◆ TASK STATEMENT ◆
Retype the material that follows, keeping every word as it is.

(Data excerpts)
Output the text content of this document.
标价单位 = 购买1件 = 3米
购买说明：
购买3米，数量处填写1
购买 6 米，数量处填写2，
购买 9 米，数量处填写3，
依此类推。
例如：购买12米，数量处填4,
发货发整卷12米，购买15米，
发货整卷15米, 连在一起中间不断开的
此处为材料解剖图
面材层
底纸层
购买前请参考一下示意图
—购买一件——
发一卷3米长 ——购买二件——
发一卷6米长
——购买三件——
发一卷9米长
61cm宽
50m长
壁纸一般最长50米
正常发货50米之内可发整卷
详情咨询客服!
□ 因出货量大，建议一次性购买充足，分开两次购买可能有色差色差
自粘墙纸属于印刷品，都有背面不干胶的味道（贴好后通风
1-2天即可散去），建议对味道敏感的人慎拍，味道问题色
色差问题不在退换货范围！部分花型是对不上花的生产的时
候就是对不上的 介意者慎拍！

◆ FINISHED EXERCISE ◆
Output the text content of this document.
标价单位 = 购买1件 = 3米
购买说明：
购买3米，数量处填写1
购买 6 米，数量处填写2，
购买 9 米，数量处填写3，
依此类推。
例如：购买12米，数量处填4,
发货发整卷12米，购买15米，
发货整卷15米, 连在一起中间不断开的
此处为材料解剖图
面材层
底纸层
购买前请参考一下示意图
—购买一件——
发一卷3米长 ——购买二件——
发一卷6米长
——购买三件——
发一卷9米长
61cm宽
50m长
壁纸一般最长50米
正常发货50米之内可发整卷
详情咨询客服!
□ 因出货量大，建议一次性购买充足，分开两次购买可能有色差色差
自粘墙纸属于印刷品，都有背面不干胶的味道（贴好后通风
1-2天即可散去），建议对味道敏感的人慎拍，味道问题色
色差问题不在退换货范围！部分花型是对不上花的生产的时
候就是对不上的 介意者慎拍！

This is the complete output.